- **Exercise aim**: Return each line that holds the word "diện".

[Extracted records]

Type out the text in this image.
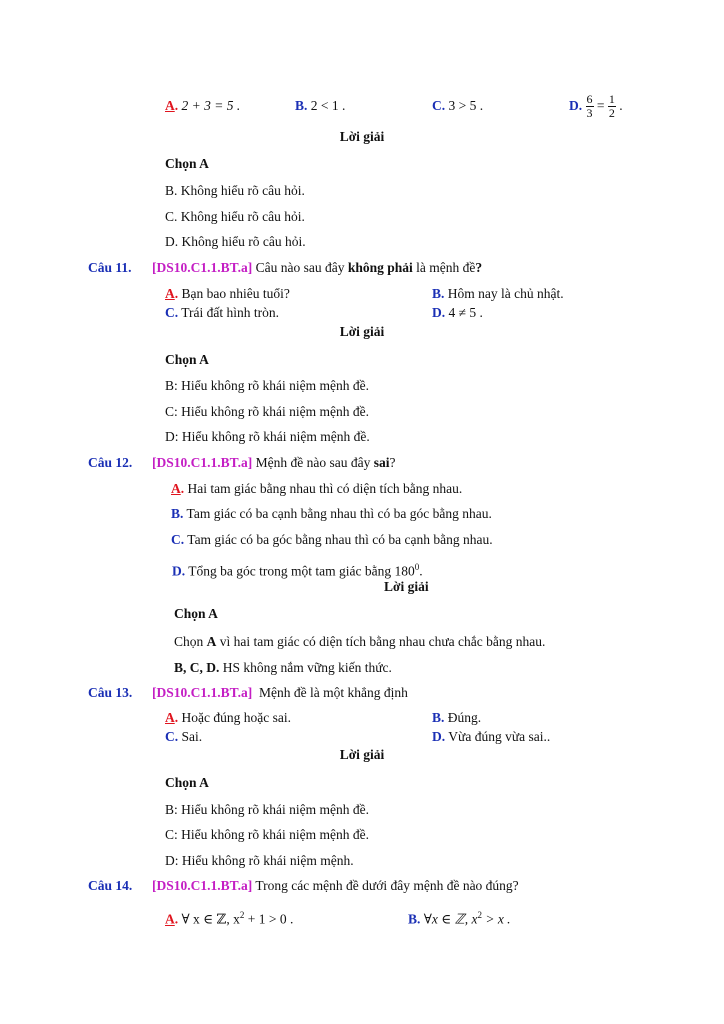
A. 2 + 3 = 5 .	B. 2 < 1 .	C. 3 > 5 .	D. $\frac{6}{3} = \frac{1}{2}$ .
Lời giải
Chọn A
B. Không hiểu rõ câu hỏi.
C. Không hiểu rõ câu hỏi.
D. Không hiểu rõ câu hỏi.
Câu 11. [DS10.C1.1.BT.a] Câu nào sau đây không phải là mệnh đề?
A. Bạn bao nhiêu tuổi?	B. Hôm nay là chủ nhật.
C. Trái đất hình tròn.	D. 4 ≠ 5 .
Lời giải
Chọn A
B: Hiểu không rõ khái niệm mệnh đề.
C: Hiểu không rõ khái niệm mệnh đề.
D: Hiểu không rõ khái niệm mệnh đề.
Câu 12. [DS10.C1.1.BT.a] Mệnh đề nào sau đây sai?
A. Hai tam giác bằng nhau thì có diện tích bằng nhau.
B. Tam giác có ba cạnh bằng nhau thì có ba góc bằng nhau.
C. Tam giác có ba góc bằng nhau thì có ba cạnh bằng nhau.
D. Tổng ba góc trong một tam giác bằng $180^0$.
Lời giải
Chọn A
Chọn A vì hai tam giác có diện tích bằng nhau chưa chắc bằng nhau.
B, C, D. HS không nắm vững kiến thức.
Câu 13. [DS10.C1.1.BT.a] Mệnh đề là một khẳng định
A. Hoặc đúng hoặc sai.	B. Đúng.
C. Sai.	D. Vừa đúng vừa sai..
Lời giải
Chọn A
B: Hiểu không rõ khái niệm mệnh đề.
C: Hiểu không rõ khái niệm mệnh đề.
D: Hiểu không rõ khái niệm mệnh.
Câu 14. [DS10.C1.1.BT.a] Trong các mệnh đề dưới đây mệnh đề nào đúng?
A. ∀ x ∈ ℤ, $x^2 + 1 > 0$ .	B. ∀x ∈ ℤ, $x^2 > x$ .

- **Problem solution**:
A. Hai tam giác bằng nhau thì có diện tích bằng nhau.
Chọn A vì hai tam giác có diện tích bằng nhau chưa chắc bằng nhau.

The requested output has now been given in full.